* Task details
Lines containing the string "Item" are to be counted. Write only how many there are.

* Task inputs

------------------------------------------------------------------------

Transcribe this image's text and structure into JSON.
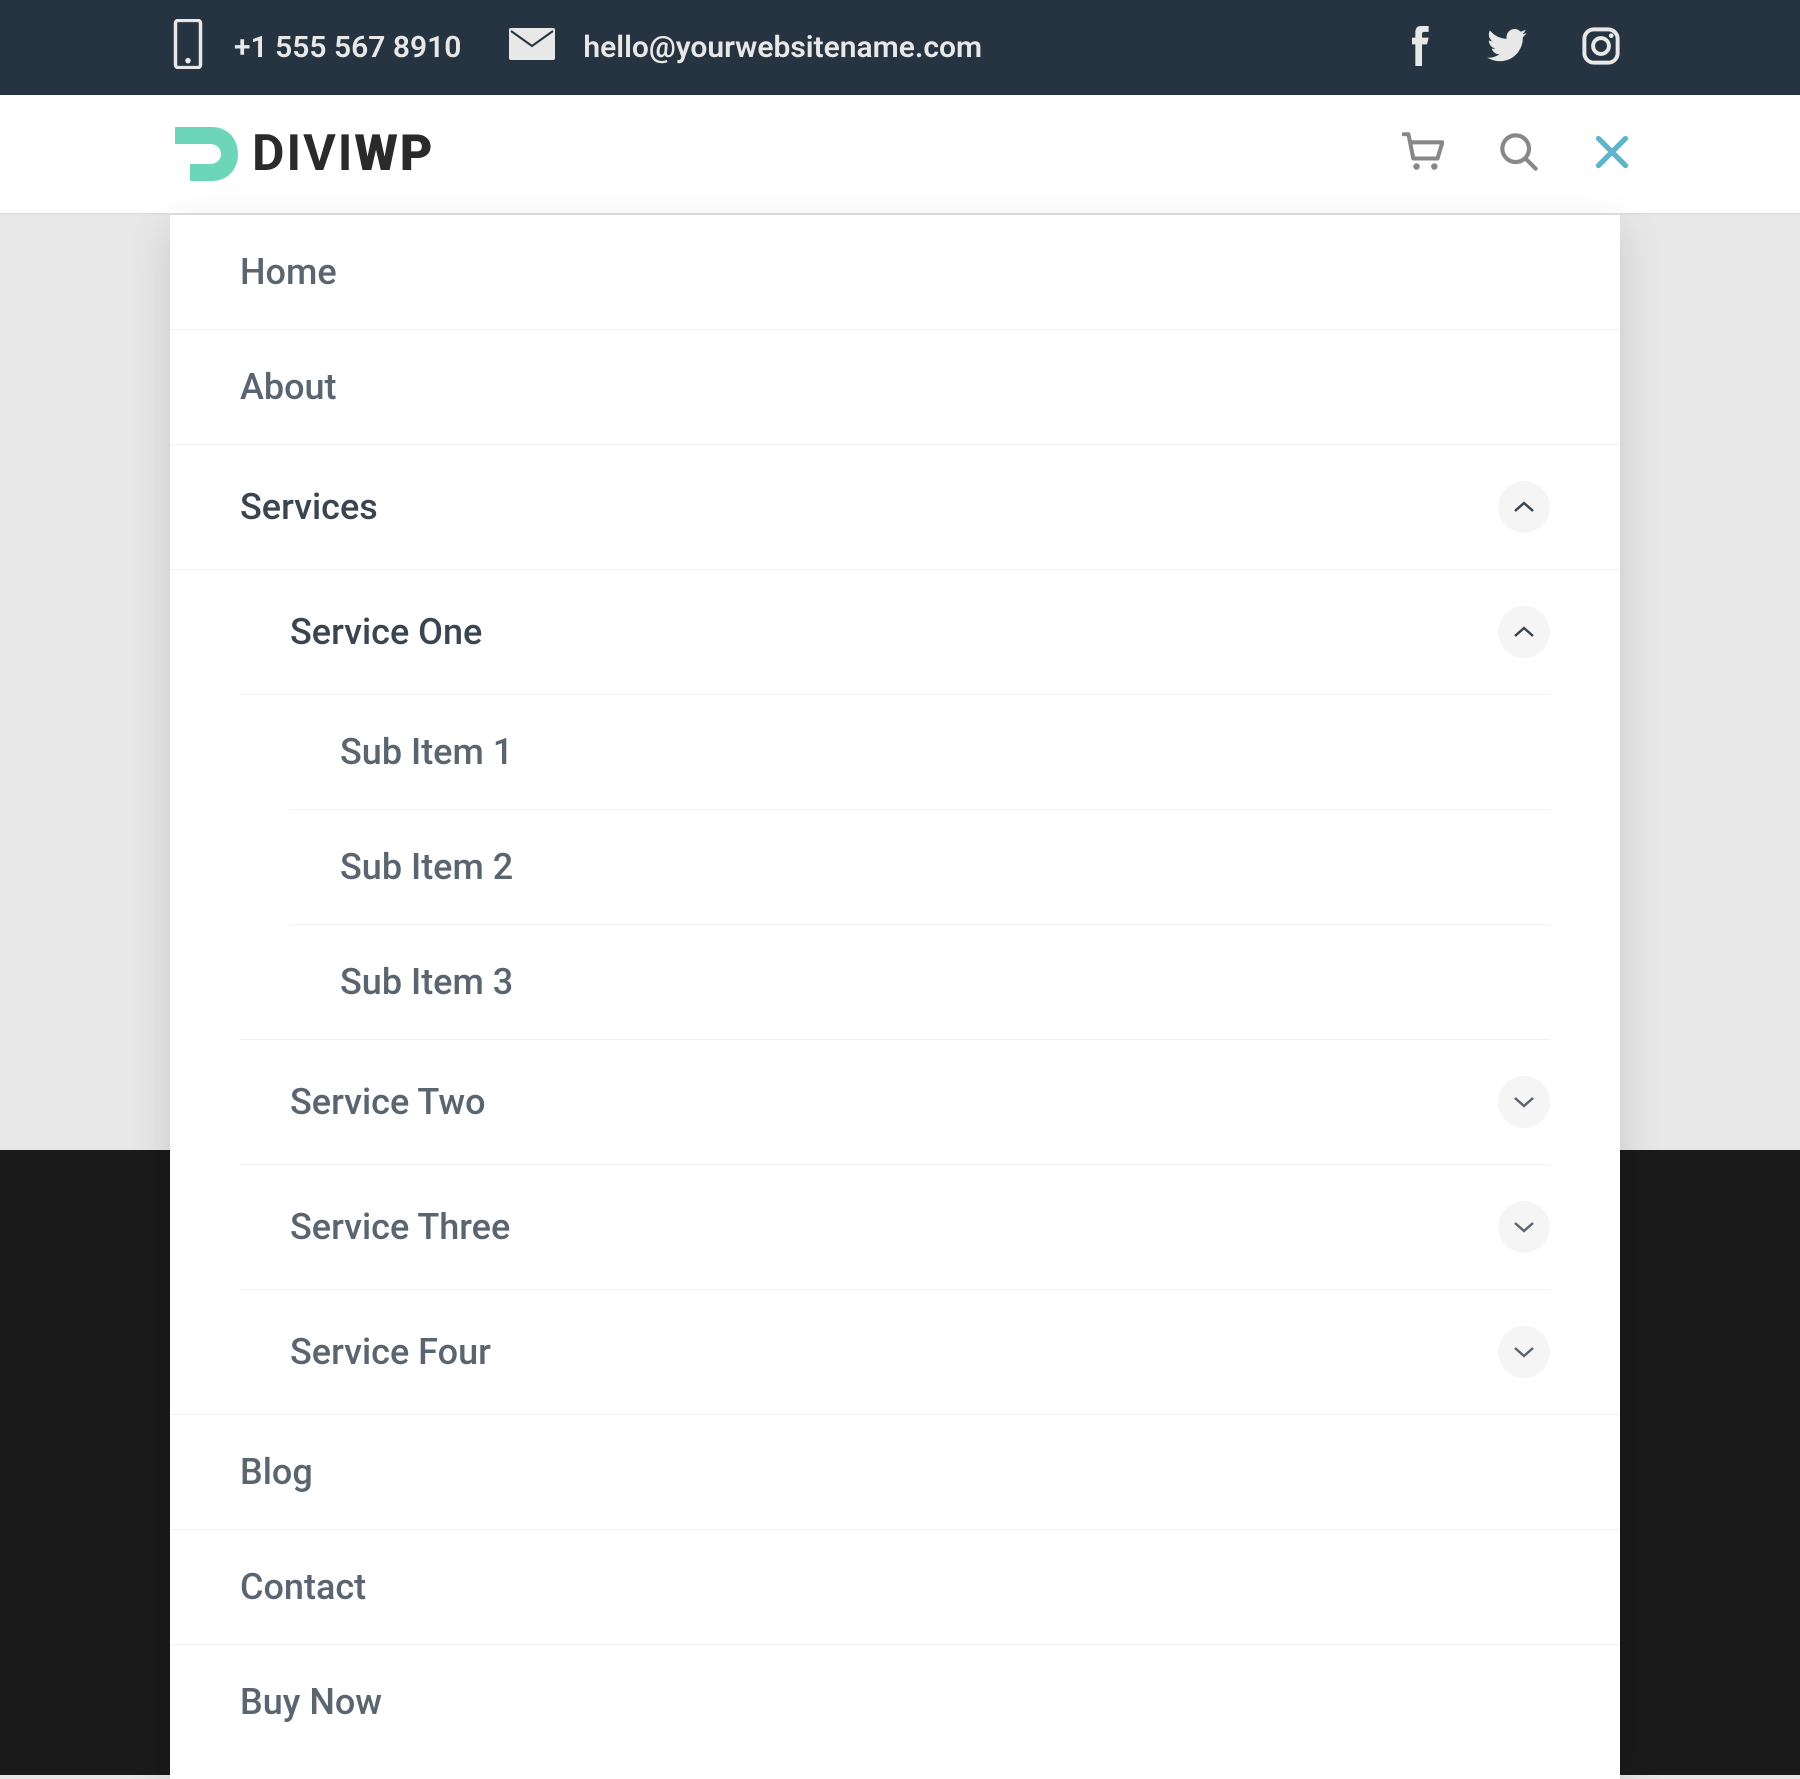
{
  "topbar": {
    "phone": "+1 555 567 8910",
    "email": "hello@yourwebsitename.com"
  },
  "logo": {
    "part1": "DIVI",
    "part2": "WP"
  },
  "menu": {
    "home": "Home",
    "about": "About",
    "services": "Services",
    "service_one": "Service One",
    "sub_item_1": "Sub Item 1",
    "sub_item_2": "Sub Item 2",
    "sub_item_3": "Sub Item 3",
    "service_two": "Service Two",
    "service_three": "Service Three",
    "service_four": "Service Four",
    "blog": "Blog",
    "contact": "Contact",
    "buy_now": "Buy Now"
  }
}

------------------------------------------------------------------------

* Response
3